> EXERCISE DETAILS: Copy out, from the entries below, each line holding the string "JSON".

══ ENTRIES ══

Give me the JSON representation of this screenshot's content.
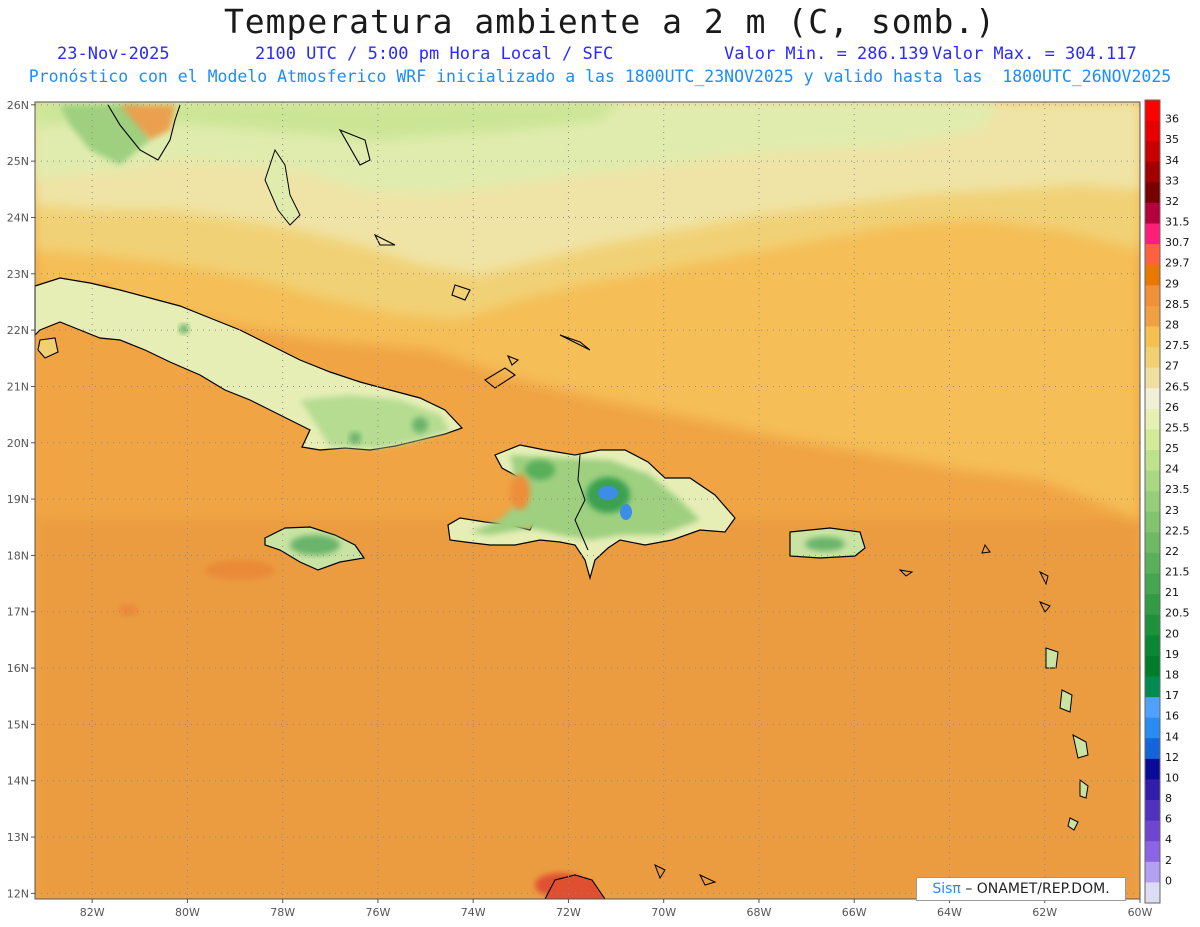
{
  "header": {
    "title": "Temperatura ambiente a 2 m (C, somb.)",
    "date": "23-Nov-2025",
    "time": "2100 UTC / 5:00 pm Hora Local / SFC",
    "min_label": "Valor Min. = 286.139",
    "max_label": "Valor Max. = 304.117",
    "forecast": "Pronóstico con el Modelo Atmosferico WRF inicializado a las 1800UTC_23NOV2025 y valido hasta las  1800UTC_26NOV2025"
  },
  "map": {
    "lat_ticks": [
      "26N",
      "25N",
      "24N",
      "23N",
      "22N",
      "21N",
      "20N",
      "19N",
      "18N",
      "17N",
      "16N",
      "15N",
      "14N",
      "13N",
      "12N"
    ],
    "lon_ticks": [
      "82W",
      "80W",
      "78W",
      "76W",
      "74W",
      "72W",
      "70W",
      "68W",
      "66W",
      "64W",
      "62W",
      "60W"
    ],
    "extent": {
      "lon_min": -83.2,
      "lon_max": -60.0,
      "lat_min": 11.9,
      "lat_max": 26.05
    }
  },
  "legend": {
    "labels": [
      "36",
      "35",
      "34",
      "33",
      "32",
      "31.5",
      "30.7",
      "29.7",
      "29",
      "28.5",
      "28",
      "27.5",
      "27",
      "26.5",
      "26",
      "25.5",
      "25",
      "24",
      "23.5",
      "23",
      "22.5",
      "22",
      "21.5",
      "21",
      "20.5",
      "20",
      "19",
      "18",
      "17",
      "16",
      "14",
      "12",
      "10",
      "8",
      "6",
      "4",
      "2",
      "0"
    ],
    "colors": [
      "#ff0000",
      "#e60000",
      "#c80000",
      "#a00000",
      "#780000",
      "#b4003c",
      "#ff1e78",
      "#ff6040",
      "#e87800",
      "#f09038",
      "#f0a040",
      "#f5c050",
      "#f0d070",
      "#f0e0a0",
      "#f0f0d8",
      "#e6f0b4",
      "#d2eb96",
      "#bee18c",
      "#aad782",
      "#96cd78",
      "#82c36e",
      "#6eb964",
      "#5aaf5a",
      "#46a550",
      "#329b46",
      "#1e913c",
      "#0a8732",
      "#007d28",
      "#008c50",
      "#50a0ff",
      "#288cf0",
      "#1464dc",
      "#0a0a96",
      "#321eaa",
      "#5032be",
      "#6e46d2",
      "#8c64e6",
      "#b4a0f0",
      "#dcdcf5"
    ]
  },
  "credit": {
    "sis": "Sisπ",
    "text": "– ONAMET/REP.DOM."
  }
}
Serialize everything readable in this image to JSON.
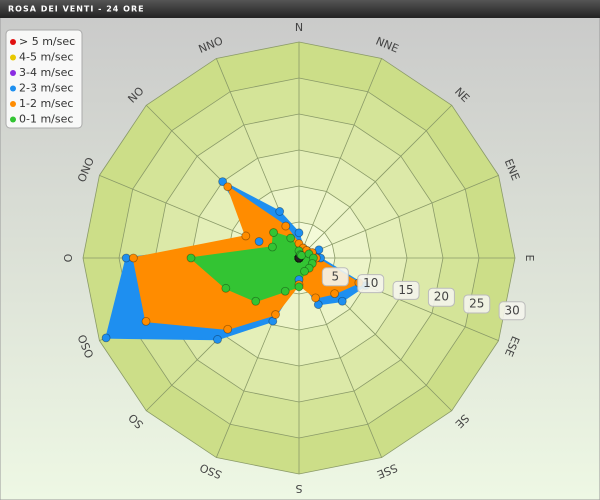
{
  "chart_data": {
    "type": "radar",
    "title": "ROSA DEI VENTI - 24 ORE",
    "categories": [
      "N",
      "NNE",
      "NE",
      "ENE",
      "E",
      "ESE",
      "SE",
      "SSE",
      "S",
      "SSO",
      "SO",
      "OSO",
      "O",
      "ONO",
      "NO",
      "NNO"
    ],
    "ylim": [
      0,
      30
    ],
    "yticks": [
      5,
      10,
      15,
      20,
      25,
      30
    ],
    "legend": "top-left",
    "series": [
      {
        "name": "> 5 m/sec",
        "color": "#e01010",
        "values": [
          0,
          0,
          0,
          0,
          0,
          0,
          0,
          0,
          0,
          0,
          0,
          0,
          0,
          0,
          0,
          0
        ]
      },
      {
        "name": "4-5 m/sec",
        "color": "#e8c800",
        "values": [
          0,
          0,
          0,
          0,
          0,
          0,
          0,
          0,
          0,
          0,
          0,
          0,
          0,
          0,
          0,
          0
        ]
      },
      {
        "name": "3-4 m/sec",
        "color": "#8a2be2",
        "values": [
          0,
          0,
          0,
          0,
          0,
          0,
          0,
          0,
          0,
          0,
          0,
          0,
          0,
          0,
          0,
          0
        ]
      },
      {
        "name": "2-3 m/sec",
        "color": "#1e8ff0",
        "values": [
          3.5,
          1.5,
          1.5,
          3,
          3,
          10,
          8.5,
          7,
          3,
          9.5,
          16,
          29,
          24,
          6,
          15,
          7
        ]
      },
      {
        "name": "1-2 m/sec",
        "color": "#ff8c00",
        "values": [
          2,
          1.5,
          1.5,
          2,
          2.4,
          9,
          7,
          6,
          3.7,
          8.5,
          14,
          23,
          23,
          8,
          14,
          4.8
        ]
      },
      {
        "name": "0-1 m/sec",
        "color": "#33c433",
        "values": [
          1,
          0.5,
          0.5,
          1.5,
          2,
          2,
          2,
          2,
          4,
          5,
          8.5,
          11,
          15,
          4,
          5,
          3
        ]
      }
    ]
  }
}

═══

> CORRECT OUTPUT:
Give me the JSON representation of this screenshot's content.
Serialize everything readable in this image to JSON.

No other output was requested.